=== ENTRIES SHOWN ===
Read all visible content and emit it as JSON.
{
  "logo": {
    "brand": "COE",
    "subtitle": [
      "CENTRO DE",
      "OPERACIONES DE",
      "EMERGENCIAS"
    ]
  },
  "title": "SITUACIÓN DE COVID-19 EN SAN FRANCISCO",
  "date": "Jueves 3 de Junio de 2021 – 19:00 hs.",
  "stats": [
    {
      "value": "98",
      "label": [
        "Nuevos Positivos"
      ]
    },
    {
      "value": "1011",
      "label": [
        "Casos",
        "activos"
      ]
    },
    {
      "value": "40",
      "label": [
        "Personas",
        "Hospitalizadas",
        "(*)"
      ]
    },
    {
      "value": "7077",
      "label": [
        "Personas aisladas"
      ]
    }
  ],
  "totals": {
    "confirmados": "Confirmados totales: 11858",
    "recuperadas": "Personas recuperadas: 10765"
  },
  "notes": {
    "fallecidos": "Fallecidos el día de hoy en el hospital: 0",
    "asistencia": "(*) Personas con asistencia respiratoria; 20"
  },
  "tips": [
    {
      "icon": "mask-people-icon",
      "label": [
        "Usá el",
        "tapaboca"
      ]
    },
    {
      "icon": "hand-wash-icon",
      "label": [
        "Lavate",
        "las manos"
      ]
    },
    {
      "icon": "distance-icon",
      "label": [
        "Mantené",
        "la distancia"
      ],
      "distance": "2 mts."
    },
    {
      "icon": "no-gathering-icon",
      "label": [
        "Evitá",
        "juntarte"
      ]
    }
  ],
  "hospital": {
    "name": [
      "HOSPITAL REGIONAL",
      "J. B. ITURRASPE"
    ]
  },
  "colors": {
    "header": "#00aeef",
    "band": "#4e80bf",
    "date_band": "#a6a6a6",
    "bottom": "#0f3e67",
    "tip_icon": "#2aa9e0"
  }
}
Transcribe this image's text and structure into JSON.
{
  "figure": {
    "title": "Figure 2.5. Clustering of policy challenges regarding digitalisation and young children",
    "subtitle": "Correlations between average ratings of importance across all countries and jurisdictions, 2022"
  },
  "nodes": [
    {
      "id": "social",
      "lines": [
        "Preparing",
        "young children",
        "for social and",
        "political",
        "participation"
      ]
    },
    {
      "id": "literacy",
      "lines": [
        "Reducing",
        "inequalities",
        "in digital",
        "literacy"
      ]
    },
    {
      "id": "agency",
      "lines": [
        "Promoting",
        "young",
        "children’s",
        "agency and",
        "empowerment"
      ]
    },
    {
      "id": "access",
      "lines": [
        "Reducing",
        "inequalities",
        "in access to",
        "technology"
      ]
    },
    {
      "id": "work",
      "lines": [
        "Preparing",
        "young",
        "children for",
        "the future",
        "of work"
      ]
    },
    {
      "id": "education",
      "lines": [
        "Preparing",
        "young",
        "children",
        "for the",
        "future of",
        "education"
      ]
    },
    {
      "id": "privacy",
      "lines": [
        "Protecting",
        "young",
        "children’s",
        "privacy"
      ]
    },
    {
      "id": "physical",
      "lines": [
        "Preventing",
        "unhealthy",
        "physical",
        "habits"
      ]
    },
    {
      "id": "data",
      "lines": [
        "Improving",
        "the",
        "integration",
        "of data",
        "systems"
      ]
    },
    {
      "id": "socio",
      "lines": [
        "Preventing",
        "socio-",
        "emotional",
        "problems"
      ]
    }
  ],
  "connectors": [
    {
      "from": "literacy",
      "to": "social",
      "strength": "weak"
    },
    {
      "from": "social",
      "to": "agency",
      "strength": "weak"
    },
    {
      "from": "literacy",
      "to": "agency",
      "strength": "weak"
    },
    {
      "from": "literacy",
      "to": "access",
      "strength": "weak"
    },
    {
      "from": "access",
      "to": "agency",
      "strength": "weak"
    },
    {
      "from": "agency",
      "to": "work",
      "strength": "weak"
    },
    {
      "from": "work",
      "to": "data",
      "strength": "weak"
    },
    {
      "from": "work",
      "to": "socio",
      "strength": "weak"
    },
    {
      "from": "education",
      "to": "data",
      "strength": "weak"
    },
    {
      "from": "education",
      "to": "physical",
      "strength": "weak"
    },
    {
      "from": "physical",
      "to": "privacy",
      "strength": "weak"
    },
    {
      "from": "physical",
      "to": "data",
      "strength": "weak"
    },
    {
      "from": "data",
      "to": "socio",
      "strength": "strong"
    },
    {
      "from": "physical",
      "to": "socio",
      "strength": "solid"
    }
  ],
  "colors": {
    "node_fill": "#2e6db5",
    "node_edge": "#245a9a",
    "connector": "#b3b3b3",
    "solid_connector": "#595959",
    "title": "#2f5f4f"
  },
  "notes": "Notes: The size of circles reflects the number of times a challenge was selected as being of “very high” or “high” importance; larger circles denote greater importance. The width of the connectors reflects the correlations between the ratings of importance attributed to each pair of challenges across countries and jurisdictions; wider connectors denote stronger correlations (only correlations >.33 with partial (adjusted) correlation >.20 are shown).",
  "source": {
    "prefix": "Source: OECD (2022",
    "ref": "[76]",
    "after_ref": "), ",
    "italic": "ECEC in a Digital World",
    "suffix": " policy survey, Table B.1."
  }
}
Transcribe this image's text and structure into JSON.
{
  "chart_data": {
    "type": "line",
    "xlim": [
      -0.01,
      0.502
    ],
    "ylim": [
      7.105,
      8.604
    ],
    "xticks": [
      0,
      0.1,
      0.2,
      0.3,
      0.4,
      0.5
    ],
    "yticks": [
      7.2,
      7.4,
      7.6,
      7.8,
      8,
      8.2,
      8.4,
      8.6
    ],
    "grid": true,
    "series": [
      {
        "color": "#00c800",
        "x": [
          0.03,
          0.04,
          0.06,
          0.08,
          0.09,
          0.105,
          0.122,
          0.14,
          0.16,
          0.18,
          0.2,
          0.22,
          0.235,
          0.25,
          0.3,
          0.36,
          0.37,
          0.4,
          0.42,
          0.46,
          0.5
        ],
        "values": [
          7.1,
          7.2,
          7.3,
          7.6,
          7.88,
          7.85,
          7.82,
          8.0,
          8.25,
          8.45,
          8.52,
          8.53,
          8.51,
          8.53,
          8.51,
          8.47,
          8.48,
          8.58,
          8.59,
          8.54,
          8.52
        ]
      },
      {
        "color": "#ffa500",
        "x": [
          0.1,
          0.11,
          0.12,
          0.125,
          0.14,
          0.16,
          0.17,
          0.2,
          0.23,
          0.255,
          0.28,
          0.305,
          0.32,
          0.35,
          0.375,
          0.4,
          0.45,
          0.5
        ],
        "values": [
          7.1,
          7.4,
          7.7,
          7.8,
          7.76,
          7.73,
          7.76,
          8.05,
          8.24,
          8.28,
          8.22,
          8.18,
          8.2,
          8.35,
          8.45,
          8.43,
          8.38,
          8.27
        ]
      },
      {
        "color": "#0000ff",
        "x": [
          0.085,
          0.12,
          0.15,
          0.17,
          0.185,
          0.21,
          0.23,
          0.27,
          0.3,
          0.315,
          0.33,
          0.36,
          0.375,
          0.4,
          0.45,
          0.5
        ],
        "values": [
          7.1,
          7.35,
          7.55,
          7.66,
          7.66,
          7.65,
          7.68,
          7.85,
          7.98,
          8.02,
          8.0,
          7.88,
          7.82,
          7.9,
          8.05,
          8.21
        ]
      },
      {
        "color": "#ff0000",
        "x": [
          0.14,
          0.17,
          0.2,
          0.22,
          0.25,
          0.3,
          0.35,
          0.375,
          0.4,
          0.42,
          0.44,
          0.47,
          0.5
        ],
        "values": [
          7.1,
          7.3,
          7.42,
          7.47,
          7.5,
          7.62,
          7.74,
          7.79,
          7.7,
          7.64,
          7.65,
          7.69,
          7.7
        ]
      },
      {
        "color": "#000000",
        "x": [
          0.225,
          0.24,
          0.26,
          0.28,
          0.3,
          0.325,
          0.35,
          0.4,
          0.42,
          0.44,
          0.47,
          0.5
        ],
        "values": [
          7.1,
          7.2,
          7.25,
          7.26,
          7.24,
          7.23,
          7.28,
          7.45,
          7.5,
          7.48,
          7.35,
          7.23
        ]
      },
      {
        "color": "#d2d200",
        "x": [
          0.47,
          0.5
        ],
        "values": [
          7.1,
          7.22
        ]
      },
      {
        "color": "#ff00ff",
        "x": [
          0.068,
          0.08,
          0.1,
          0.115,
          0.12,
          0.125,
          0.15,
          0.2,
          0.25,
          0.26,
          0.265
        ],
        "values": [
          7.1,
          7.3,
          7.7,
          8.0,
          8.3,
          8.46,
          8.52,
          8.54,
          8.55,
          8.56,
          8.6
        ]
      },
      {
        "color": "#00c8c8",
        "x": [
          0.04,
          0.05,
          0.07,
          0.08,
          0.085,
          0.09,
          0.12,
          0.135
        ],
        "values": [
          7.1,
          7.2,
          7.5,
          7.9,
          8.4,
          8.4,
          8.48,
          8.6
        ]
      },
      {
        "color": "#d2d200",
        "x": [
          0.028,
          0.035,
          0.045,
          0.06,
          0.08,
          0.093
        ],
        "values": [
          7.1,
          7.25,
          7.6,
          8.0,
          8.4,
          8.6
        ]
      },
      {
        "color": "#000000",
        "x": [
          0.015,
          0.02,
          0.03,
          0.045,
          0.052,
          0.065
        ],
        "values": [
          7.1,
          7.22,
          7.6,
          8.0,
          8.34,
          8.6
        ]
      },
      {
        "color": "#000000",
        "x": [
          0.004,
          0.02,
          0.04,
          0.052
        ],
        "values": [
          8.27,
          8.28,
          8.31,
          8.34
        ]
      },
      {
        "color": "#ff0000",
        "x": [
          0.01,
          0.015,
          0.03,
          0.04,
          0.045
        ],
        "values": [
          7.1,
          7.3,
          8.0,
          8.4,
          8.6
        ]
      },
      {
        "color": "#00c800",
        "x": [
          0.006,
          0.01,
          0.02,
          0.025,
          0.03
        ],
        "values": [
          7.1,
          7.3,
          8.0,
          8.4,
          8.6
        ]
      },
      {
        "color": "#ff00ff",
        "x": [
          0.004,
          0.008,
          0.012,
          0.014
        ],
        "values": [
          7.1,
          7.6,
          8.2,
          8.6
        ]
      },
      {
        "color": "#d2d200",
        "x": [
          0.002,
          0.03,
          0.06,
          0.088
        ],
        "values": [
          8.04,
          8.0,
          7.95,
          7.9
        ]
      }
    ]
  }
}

=== STATED TASK ===
Filter the records down to the lines that contain the string "ratings", and copy those lines.

=== SOLUTION TO THE PROBLEM ===
    "subtitle": "Correlations between average ratings of importance across all countries and jurisdictions, 2022"
  "notes": "Notes: The size of circles reflects the number of times a challenge was selected as being of “very high” or “high” importance; larger circles denote greater importance. The width of the connectors reflects the correlations between the ratings of importance attributed to each pair of challenges across countries and jurisdictions; wider connectors denote stronger correlations (only correlations >.33 with partial (adjusted) correlation >.20 are shown).",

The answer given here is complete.